Task statement> Extract each line where the string "type" shows up.

Figure dataset records:
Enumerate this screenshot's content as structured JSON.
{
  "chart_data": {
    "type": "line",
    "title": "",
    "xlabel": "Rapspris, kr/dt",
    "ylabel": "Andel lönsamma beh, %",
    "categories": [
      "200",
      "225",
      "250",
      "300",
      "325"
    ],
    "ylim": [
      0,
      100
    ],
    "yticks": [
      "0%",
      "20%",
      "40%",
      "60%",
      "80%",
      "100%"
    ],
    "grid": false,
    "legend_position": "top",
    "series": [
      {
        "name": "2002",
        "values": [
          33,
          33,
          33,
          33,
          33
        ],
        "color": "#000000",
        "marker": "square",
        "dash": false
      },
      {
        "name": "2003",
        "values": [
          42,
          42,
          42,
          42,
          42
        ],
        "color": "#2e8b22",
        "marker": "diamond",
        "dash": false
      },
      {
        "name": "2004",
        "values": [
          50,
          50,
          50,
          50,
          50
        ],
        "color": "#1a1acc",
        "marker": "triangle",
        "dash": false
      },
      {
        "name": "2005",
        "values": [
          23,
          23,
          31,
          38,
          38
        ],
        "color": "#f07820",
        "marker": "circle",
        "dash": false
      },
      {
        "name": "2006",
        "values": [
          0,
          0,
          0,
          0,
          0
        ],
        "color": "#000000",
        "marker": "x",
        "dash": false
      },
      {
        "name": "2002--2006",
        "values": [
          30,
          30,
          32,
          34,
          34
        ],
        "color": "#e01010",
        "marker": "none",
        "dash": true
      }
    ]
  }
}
==
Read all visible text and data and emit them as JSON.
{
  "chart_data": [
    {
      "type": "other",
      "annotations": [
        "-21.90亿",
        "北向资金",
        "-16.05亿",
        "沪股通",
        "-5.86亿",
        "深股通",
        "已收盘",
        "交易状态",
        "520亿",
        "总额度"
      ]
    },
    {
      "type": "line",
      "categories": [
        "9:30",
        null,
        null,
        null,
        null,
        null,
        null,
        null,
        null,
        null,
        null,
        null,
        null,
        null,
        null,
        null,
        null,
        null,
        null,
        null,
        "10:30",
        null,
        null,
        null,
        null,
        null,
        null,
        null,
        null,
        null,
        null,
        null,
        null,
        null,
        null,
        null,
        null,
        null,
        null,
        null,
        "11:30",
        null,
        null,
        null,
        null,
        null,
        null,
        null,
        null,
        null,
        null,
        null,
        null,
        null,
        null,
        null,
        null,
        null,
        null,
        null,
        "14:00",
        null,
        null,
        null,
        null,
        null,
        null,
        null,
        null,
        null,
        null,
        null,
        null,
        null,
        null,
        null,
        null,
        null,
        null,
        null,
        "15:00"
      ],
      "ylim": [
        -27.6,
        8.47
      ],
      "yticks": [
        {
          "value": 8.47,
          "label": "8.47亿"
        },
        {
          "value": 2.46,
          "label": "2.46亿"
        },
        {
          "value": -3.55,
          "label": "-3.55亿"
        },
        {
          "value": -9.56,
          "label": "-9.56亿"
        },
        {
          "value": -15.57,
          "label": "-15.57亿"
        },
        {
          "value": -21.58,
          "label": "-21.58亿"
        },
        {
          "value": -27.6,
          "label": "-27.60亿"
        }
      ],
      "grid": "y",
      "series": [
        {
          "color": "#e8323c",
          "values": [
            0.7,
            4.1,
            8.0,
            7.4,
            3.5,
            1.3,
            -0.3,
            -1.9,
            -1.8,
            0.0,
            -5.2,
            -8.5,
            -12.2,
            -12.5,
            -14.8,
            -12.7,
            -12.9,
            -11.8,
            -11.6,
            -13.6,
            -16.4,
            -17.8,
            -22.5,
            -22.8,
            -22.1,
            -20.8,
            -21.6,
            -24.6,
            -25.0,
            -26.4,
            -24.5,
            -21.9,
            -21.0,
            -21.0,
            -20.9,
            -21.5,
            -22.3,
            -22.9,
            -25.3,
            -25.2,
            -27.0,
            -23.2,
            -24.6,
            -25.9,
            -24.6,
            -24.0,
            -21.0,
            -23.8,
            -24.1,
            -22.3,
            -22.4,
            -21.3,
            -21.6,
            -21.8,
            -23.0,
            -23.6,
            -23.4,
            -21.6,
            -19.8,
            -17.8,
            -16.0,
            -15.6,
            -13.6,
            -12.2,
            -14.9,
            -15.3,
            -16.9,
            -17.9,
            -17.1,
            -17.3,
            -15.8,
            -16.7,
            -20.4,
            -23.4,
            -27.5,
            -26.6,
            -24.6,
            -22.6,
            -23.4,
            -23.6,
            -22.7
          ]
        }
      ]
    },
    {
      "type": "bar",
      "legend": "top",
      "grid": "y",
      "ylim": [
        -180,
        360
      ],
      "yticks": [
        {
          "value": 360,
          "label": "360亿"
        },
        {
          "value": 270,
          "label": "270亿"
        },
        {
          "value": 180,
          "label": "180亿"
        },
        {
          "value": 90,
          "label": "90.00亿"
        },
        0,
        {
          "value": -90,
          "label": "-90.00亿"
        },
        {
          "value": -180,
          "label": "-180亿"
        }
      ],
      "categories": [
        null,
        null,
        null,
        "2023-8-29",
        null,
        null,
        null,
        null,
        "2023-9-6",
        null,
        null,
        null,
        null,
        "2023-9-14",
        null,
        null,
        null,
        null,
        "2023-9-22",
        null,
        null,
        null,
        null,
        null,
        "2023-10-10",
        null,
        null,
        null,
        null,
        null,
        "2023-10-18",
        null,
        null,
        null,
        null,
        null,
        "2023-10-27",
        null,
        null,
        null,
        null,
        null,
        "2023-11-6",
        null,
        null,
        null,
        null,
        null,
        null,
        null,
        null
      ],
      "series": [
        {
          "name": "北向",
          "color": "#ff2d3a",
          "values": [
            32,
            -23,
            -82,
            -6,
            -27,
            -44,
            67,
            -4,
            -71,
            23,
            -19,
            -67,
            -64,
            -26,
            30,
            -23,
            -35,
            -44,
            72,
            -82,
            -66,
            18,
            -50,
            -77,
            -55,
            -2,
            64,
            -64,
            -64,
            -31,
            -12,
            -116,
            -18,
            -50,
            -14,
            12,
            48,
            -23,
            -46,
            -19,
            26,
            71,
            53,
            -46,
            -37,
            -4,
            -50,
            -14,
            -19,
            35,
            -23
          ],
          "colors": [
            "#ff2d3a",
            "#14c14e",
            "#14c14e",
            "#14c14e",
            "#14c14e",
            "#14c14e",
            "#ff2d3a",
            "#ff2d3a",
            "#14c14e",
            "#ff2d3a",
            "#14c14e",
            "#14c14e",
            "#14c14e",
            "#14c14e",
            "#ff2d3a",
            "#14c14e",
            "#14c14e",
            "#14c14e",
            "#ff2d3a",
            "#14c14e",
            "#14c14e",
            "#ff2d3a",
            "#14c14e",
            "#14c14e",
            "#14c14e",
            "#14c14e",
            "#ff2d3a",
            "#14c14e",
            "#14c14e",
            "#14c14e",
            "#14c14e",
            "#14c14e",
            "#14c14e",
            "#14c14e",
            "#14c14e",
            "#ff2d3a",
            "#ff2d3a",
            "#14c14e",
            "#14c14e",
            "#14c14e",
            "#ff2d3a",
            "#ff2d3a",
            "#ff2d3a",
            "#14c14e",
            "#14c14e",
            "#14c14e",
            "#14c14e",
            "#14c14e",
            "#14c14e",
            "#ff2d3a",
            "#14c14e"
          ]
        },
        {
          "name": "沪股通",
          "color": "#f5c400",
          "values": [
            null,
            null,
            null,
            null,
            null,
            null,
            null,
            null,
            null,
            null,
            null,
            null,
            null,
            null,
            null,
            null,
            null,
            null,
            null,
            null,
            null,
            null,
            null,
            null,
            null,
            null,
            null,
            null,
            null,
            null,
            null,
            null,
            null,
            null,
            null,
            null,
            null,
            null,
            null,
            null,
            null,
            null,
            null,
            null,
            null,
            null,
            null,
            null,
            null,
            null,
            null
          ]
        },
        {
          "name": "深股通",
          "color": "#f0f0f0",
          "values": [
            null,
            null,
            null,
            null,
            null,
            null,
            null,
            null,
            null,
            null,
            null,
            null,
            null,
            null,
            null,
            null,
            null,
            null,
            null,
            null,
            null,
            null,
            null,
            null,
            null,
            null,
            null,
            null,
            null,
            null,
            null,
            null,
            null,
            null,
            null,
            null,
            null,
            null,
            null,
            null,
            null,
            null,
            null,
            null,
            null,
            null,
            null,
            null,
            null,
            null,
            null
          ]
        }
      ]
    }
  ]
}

Output for this task>
    "type": "line",
      "type": "other",
      "type": "line",
      "type": "bar",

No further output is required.